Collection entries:
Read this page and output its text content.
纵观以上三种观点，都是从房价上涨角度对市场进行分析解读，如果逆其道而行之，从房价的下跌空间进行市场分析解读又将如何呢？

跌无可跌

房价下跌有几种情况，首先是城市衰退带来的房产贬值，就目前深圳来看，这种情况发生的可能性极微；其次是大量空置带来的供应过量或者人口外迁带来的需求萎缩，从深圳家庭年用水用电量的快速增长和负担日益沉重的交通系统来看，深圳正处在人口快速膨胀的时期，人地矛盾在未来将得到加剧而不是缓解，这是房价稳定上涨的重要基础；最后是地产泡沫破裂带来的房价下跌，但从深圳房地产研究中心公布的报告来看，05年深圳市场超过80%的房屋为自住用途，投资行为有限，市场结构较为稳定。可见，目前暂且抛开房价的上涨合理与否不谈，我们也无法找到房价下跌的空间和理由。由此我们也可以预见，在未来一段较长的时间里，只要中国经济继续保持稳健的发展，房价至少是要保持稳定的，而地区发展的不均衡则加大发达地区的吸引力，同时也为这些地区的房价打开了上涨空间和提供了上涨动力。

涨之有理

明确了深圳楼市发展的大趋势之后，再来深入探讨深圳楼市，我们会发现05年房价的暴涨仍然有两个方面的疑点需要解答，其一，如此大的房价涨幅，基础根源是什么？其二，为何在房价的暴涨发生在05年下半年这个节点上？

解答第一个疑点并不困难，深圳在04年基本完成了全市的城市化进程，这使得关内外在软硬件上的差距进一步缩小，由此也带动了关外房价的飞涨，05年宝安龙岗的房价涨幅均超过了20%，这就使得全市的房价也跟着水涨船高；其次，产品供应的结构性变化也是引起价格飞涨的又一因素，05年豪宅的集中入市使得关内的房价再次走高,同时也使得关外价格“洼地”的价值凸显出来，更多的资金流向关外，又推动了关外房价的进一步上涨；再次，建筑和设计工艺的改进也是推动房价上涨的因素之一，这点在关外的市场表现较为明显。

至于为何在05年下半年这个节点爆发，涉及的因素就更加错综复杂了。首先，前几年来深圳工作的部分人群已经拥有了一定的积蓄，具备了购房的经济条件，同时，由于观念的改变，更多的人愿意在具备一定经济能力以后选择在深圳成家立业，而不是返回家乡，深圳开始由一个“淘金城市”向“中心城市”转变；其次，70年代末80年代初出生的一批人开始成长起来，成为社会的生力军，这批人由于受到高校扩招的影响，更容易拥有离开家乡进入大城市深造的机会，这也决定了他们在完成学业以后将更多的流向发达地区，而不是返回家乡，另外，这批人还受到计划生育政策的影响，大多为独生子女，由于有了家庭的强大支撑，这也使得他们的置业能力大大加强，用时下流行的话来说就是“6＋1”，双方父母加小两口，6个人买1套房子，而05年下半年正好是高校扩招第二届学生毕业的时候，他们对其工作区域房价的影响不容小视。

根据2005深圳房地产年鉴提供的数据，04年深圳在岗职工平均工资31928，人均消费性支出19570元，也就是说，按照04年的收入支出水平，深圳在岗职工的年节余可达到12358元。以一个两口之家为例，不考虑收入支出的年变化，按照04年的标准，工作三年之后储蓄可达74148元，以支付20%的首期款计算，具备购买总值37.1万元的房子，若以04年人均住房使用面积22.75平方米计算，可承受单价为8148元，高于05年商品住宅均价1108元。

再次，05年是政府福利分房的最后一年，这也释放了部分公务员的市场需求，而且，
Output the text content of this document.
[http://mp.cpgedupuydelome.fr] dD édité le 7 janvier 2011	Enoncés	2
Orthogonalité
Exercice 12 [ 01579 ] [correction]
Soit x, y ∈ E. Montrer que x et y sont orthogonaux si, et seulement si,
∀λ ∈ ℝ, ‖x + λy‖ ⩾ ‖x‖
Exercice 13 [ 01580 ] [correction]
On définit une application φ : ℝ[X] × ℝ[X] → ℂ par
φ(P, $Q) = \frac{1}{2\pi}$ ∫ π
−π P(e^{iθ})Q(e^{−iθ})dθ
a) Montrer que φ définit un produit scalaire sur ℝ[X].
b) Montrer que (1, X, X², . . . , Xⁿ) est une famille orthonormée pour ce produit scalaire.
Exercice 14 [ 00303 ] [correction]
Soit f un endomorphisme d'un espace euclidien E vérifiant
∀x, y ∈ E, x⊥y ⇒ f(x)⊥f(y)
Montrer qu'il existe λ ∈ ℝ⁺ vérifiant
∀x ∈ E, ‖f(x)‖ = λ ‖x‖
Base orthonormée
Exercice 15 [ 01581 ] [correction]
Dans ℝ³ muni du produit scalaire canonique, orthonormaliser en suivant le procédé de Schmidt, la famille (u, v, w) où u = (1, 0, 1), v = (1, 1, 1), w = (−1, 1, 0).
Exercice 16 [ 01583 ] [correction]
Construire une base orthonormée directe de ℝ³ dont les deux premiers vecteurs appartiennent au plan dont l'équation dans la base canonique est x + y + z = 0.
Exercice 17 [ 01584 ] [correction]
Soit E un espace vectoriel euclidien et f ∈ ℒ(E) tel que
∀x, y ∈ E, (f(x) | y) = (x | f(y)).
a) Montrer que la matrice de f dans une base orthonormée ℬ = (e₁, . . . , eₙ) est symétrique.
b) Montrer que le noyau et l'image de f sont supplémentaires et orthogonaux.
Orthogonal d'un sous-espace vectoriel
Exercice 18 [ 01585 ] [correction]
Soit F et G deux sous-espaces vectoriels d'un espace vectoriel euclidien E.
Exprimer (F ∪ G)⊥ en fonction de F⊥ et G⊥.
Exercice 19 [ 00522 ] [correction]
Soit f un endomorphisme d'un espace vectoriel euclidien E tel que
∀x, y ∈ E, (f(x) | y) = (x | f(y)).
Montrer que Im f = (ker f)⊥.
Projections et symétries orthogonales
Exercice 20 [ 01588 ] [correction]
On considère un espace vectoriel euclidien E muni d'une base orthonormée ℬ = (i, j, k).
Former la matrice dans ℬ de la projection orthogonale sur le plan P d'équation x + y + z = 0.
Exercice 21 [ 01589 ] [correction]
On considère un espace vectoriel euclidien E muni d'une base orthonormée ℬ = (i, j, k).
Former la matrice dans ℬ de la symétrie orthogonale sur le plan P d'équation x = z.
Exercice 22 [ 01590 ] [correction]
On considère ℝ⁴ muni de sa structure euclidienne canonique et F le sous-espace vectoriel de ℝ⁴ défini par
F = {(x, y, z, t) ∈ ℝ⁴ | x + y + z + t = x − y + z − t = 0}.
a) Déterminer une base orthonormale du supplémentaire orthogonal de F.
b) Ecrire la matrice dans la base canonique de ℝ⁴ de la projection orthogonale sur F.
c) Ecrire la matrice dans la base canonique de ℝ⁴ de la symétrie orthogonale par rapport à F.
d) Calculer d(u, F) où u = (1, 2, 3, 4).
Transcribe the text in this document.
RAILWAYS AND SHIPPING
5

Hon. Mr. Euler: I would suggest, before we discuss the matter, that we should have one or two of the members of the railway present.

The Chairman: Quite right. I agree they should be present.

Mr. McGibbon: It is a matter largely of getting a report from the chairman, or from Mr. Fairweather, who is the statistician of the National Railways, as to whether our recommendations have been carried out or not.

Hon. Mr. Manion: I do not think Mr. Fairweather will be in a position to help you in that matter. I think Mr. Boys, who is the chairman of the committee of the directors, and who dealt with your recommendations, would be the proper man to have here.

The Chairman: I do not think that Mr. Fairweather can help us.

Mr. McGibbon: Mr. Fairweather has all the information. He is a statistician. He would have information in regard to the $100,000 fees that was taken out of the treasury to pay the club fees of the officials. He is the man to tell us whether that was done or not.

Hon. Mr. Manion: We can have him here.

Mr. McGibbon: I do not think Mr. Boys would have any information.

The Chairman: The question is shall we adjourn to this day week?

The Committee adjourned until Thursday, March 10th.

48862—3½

What is being asked: Please quote every record above exactly as it appears.

Finished answer:
Read this page and output its text content.
纵观以上三种观点，都是从房价上涨角度对市场进行分析解读，如果逆其道而行之，从房价的下跌空间进行市场分析解读又将如何呢？

跌无可跌

房价下跌有几种情况，首先是城市衰退带来的房产贬值，就目前深圳来看，这种情况发生的可能性极微；其次是大量空置带来的供应过量或者人口外迁带来的需求萎缩，从深圳家庭年用水用电量的快速增长和负担日益沉重的交通系统来看，深圳正处在人口快速膨胀的时期，人地矛盾在未来将得到加剧而不是缓解，这是房价稳定上涨的重要基础；最后是地产泡沫破裂带来的房价下跌，但从深圳房地产研究中心公布的报告来看，05年深圳市场超过80%的房屋为自住用途，投资行为有限，市场结构较为稳定。可见，目前暂且抛开房价的上涨合理与否不谈，我们也无法找到房价下跌的空间和理由。由此我们也可以预见，在未来一段较长的时间里，只要中国经济继续保持稳健的发展，房价至少是要保持稳定的，而地区发展的不均衡则加大发达地区的吸引力，同时也为这些地区的房价打开了上涨空间和提供了上涨动力。

涨之有理

明确了深圳楼市发展的大趋势之后，再来深入探讨深圳楼市，我们会发现05年房价的暴涨仍然有两个方面的疑点需要解答，其一，如此大的房价涨幅，基础根源是什么？其二，为何在房价的暴涨发生在05年下半年这个节点上？

解答第一个疑点并不困难，深圳在04年基本完成了全市的城市化进程，这使得关内外在软硬件上的差距进一步缩小，由此也带动了关外房价的飞涨，05年宝安龙岗的房价涨幅均超过了20%，这就使得全市的房价也跟着水涨船高；其次，产品供应的结构性变化也是引起价格飞涨的又一因素，05年豪宅的集中入市使得关内的房价再次走高,同时也使得关外价格“洼地”的价值凸显出来，更多的资金流向关外，又推动了关外房价的进一步上涨；再次，建筑和设计工艺的改进也是推动房价上涨的因素之一，这点在关外的市场表现较为明显。

至于为何在05年下半年这个节点爆发，涉及的因素就更加错综复杂了。首先，前几年来深圳工作的部分人群已经拥有了一定的积蓄，具备了购房的经济条件，同时，由于观念的改变，更多的人愿意在具备一定经济能力以后选择在深圳成家立业，而不是返回家乡，深圳开始由一个“淘金城市”向“中心城市”转变；其次，70年代末80年代初出生的一批人开始成长起来，成为社会的生力军，这批人由于受到高校扩招的影响，更容易拥有离开家乡进入大城市深造的机会，这也决定了他们在完成学业以后将更多的流向发达地区，而不是返回家乡，另外，这批人还受到计划生育政策的影响，大多为独生子女，由于有了家庭的强大支撑，这也使得他们的置业能力大大加强，用时下流行的话来说就是“6＋1”，双方父母加小两口，6个人买1套房子，而05年下半年正好是高校扩招第二届学生毕业的时候，他们对其工作区域房价的影响不容小视。

根据2005深圳房地产年鉴提供的数据，04年深圳在岗职工平均工资31928，人均消费性支出19570元，也就是说，按照04年的收入支出水平，深圳在岗职工的年节余可达到12358元。以一个两口之家为例，不考虑收入支出的年变化，按照04年的标准，工作三年之后储蓄可达74148元，以支付20%的首期款计算，具备购买总值37.1万元的房子，若以04年人均住房使用面积22.75平方米计算，可承受单价为8148元，高于05年商品住宅均价1108元。

再次，05年是政府福利分房的最后一年，这也释放了部分公务员的市场需求，而且，
Output the text content of this document.
[http://mp.cpgedupuydelome.fr] dD édité le 7 janvier 2011	Enoncés	2
Orthogonalité
Exercice 12 [ 01579 ] [correction]
Soit x, y ∈ E. Montrer que x et y sont orthogonaux si, et seulement si,
∀λ ∈ ℝ, ‖x + λy‖ ⩾ ‖x‖
Exercice 13 [ 01580 ] [correction]
On définit une application φ : ℝ[X] × ℝ[X] → ℂ par
φ(P, $Q) = \frac{1}{2\pi}$ ∫ π
−π P(e^{iθ})Q(e^{−iθ})dθ
a) Montrer que φ définit un produit scalaire sur ℝ[X].
b) Montrer que (1, X, X², . . . , Xⁿ) est une famille orthonormée pour ce produit scalaire.
Exercice 14 [ 00303 ] [correction]
Soit f un endomorphisme d'un espace euclidien E vérifiant
∀x, y ∈ E, x⊥y ⇒ f(x)⊥f(y)
Montrer qu'il existe λ ∈ ℝ⁺ vérifiant
∀x ∈ E, ‖f(x)‖ = λ ‖x‖
Base orthonormée
Exercice 15 [ 01581 ] [correction]
Dans ℝ³ muni du produit scalaire canonique, orthonormaliser en suivant le procédé de Schmidt, la famille (u, v, w) où u = (1, 0, 1), v = (1, 1, 1), w = (−1, 1, 0).
Exercice 16 [ 01583 ] [correction]
Construire une base orthonormée directe de ℝ³ dont les deux premiers vecteurs appartiennent au plan dont l'équation dans la base canonique est x + y + z = 0.
Exercice 17 [ 01584 ] [correction]
Soit E un espace vectoriel euclidien et f ∈ ℒ(E) tel que
∀x, y ∈ E, (f(x) | y) = (x | f(y)).
a) Montrer que la matrice de f dans une base orthonormée ℬ = (e₁, . . . , eₙ) est symétrique.
b) Montrer que le noyau et l'image de f sont supplémentaires et orthogonaux.
Orthogonal d'un sous-espace vectoriel
Exercice 18 [ 01585 ] [correction]
Soit F et G deux sous-espaces vectoriels d'un espace vectoriel euclidien E.
Exprimer (F ∪ G)⊥ en fonction de F⊥ et G⊥.
Exercice 19 [ 00522 ] [correction]
Soit f un endomorphisme d'un espace vectoriel euclidien E tel que
∀x, y ∈ E, (f(x) | y) = (x | f(y)).
Montrer que Im f = (ker f)⊥.
Projections et symétries orthogonales
Exercice 20 [ 01588 ] [correction]
On considère un espace vectoriel euclidien E muni d'une base orthonormée ℬ = (i, j, k).
Former la matrice dans ℬ de la projection orthogonale sur le plan P d'équation x + y + z = 0.
Exercice 21 [ 01589 ] [correction]
On considère un espace vectoriel euclidien E muni d'une base orthonormée ℬ = (i, j, k).
Former la matrice dans ℬ de la symétrie orthogonale sur le plan P d'équation x = z.
Exercice 22 [ 01590 ] [correction]
On considère ℝ⁴ muni de sa structure euclidienne canonique et F le sous-espace vectoriel de ℝ⁴ défini par
F = {(x, y, z, t) ∈ ℝ⁴ | x + y + z + t = x − y + z − t = 0}.
a) Déterminer une base orthonormale du supplémentaire orthogonal de F.
b) Ecrire la matrice dans la base canonique de ℝ⁴ de la projection orthogonale sur F.
c) Ecrire la matrice dans la base canonique de ℝ⁴ de la symétrie orthogonale par rapport à F.
d) Calculer d(u, F) où u = (1, 2, 3, 4).
Transcribe the text in this document.
RAILWAYS AND SHIPPING
5

Hon. Mr. Euler: I would suggest, before we discuss the matter, that we should have one or two of the members of the railway present.

The Chairman: Quite right. I agree they should be present.

Mr. McGibbon: It is a matter largely of getting a report from the chairman, or from Mr. Fairweather, who is the statistician of the National Railways, as to whether our recommendations have been carried out or not.

Hon. Mr. Manion: I do not think Mr. Fairweather will be in a position to help you in that matter. I think Mr. Boys, who is the chairman of the committee of the directors, and who dealt with your recommendations, would be the proper man to have here.

The Chairman: I do not think that Mr. Fairweather can help us.

Mr. McGibbon: Mr. Fairweather has all the information. He is a statistician. He would have information in regard to the $100,000 fees that was taken out of the treasury to pay the club fees of the officials. He is the man to tell us whether that was done or not.

Hon. Mr. Manion: We can have him here.

Mr. McGibbon: I do not think Mr. Boys would have any information.

The Chairman: The question is shall we adjourn to this day week?

The Committee adjourned until Thursday, March 10th.

48862—3½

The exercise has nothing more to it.